So it was natural, maybe even expected, when Willie’s longtime manager Mark Rothbaum suggested to Micah last year that he should produce an album for his dad. Micah frequently sits in with Willie on tour, and he had important contributions to family-oriented albums such as 2017’s Willie and the Boys and 2021’s The Willie Nelson Family.

Willie recording Last Leaf On The Tree at Hen House Studios, Venice, CA. Photo: Randi Steinberger

Still, producing Last Leaf On The Tree was a big step for Micah. As a teenager, Willie’s youngest son found his own muses well beyond country as he followed trailblazing indie artists such as the Flaming Lips and Beck. Meanwhile, he started making his own music, first with the band Insects Vs. Robots and later under the moniker Particle Kid, borrowing more from freak-folk and outsider music than from trad-country. So how exactly would this work?

Listen to a playlist with the tracks from LAST LEAF ON THE TREE plus the originals and other related songs

At the root of it all is mutual respect. Willie knew Micah would approach things differently than Buddy Cannon, who produced most of the albums Willie has made over the past decade. He trusted Micah’s instincts, even when those instincts involved, say, using forest foliage for percussion instead of a drum kit. Meanwhile, Micah knew he had to keep one foot grounded in Willie’s world. “If this thing was going to work, and for him to be able to be into it and sing from an honest place, the songs themselves had to be able to look good naked,” Micah says. “I knew that I would get inspired and find my way with how to decorate the songs. But it had to, at its core, be able to hold up on its own.”

(Records from a dataset)
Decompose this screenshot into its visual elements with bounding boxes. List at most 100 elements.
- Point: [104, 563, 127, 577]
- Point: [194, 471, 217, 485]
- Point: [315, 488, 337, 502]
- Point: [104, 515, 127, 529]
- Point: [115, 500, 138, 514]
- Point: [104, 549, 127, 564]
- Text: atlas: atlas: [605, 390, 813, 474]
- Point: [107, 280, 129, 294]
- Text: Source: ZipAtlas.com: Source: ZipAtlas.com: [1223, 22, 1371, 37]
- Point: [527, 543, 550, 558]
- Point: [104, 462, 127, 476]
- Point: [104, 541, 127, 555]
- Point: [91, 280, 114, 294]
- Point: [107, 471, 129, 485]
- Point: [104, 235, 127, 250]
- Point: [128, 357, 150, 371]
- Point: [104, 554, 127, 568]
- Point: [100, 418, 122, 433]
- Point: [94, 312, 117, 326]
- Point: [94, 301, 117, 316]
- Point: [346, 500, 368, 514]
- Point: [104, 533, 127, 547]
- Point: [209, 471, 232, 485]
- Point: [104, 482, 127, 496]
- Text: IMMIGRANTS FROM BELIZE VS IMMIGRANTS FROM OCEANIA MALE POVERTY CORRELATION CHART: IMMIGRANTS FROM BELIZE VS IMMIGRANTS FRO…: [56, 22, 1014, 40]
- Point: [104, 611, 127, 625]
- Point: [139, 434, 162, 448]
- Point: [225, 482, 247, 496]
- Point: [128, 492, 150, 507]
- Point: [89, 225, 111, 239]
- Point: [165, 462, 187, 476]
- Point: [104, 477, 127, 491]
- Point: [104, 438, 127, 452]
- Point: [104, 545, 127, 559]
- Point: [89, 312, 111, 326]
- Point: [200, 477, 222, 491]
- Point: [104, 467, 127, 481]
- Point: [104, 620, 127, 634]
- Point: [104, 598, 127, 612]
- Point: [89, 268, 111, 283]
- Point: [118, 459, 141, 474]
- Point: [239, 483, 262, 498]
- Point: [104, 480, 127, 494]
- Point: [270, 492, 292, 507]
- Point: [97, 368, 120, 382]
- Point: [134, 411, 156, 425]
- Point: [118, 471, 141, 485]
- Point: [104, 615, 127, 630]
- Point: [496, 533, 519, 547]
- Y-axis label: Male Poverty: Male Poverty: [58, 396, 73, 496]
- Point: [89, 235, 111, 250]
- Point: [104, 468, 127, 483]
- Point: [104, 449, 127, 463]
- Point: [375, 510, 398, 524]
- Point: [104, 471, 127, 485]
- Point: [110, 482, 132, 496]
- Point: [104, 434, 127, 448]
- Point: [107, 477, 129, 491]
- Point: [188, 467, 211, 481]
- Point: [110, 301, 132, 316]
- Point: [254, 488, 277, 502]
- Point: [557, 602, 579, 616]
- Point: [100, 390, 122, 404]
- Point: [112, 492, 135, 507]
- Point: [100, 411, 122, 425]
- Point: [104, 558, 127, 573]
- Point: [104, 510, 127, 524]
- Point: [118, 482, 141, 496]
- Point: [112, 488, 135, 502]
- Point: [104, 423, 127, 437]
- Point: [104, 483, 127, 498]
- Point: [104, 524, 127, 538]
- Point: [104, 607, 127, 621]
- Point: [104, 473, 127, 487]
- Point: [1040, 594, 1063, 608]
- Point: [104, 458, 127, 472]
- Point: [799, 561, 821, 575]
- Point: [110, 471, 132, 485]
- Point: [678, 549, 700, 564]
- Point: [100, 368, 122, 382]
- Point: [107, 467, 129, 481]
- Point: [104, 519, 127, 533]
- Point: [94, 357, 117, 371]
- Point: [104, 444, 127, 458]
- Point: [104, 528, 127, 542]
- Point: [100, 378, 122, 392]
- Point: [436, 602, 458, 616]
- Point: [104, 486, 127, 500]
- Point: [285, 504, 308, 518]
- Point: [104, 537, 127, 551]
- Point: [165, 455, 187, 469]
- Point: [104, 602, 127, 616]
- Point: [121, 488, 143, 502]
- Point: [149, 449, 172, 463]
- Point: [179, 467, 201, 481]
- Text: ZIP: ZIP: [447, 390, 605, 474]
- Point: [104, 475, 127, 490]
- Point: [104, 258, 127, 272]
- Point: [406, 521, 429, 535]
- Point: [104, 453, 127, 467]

Directives.
1: Output the records as a numbered list, everything from their first line down to the line containing "- Point: [104, 482, 127, 496]", including both, and leave out blank lines.
2: Continue the passage about Micah producing Last Leaf On The Tree for his father, starting after its last sentence.
The passage and the records have no connection to each other.

Answers given.
1:
1. Decompose this screenshot into its visual elements with bounding boxes. List at most 100 elements.
2. - Point: [104, 563, 127, 577]
3. - Point: [194, 471, 217, 485]
4. - Point: [315, 488, 337, 502]
5. - Point: [104, 515, 127, 529]
6. - Point: [115, 500, 138, 514]
7. - Point: [104, 549, 127, 564]
8. - Text: atlas: atlas: [605, 390, 813, 474]
9. - Point: [107, 280, 129, 294]
10. - Text: Source: ZipAtlas.com: Source: ZipAtlas.com: [1223, 22, 1371, 37]
11. - Point: [527, 543, 550, 558]
12. - Point: [104, 462, 127, 476]
13. - Point: [104, 541, 127, 555]
14. - Point: [91, 280, 114, 294]
15. - Point: [107, 471, 129, 485]
16. - Point: [104, 235, 127, 250]
17. - Point: [128, 357, 150, 371]
18. - Point: [104, 554, 127, 568]
19. - Point: [100, 418, 122, 433]
20. - Point: [94, 312, 117, 326]
21. - Point: [94, 301, 117, 316]
22. - Point: [346, 500, 368, 514]
23. - Point: [104, 533, 127, 547]
24. - Point: [209, 471, 232, 485]
25. - Point: [104, 482, 127, 496]

2:
Micah Nelson and Willie Nelson at Hen House Studios, Venice CA. Photo: Randi Steinberger

He took inspiration from Willie’s 1996 album Spirit, a stripped-down affair that featured only Bobbie’s piano, Jody Payne’s rhythm guitar and Johnny Gimble’s fiddle. “There’s never any more than a few things happening at once, and there’s so much space,” Micah says. “I thought that was at least a great place to start, because it captures the core essence of my dad.”

An important decision was to record primarily at Hen House Studios, a studio in Venice, California, where Micah has worked extensively. Willie typically records his parts at his own Pedernales Studios outside Austin; vocals for two tracks on the new album were done there, and Micah did some finishing work at his own home studio in Northern California. But the bulk of the record was made with engineer Harlan Steinberger at Hen House.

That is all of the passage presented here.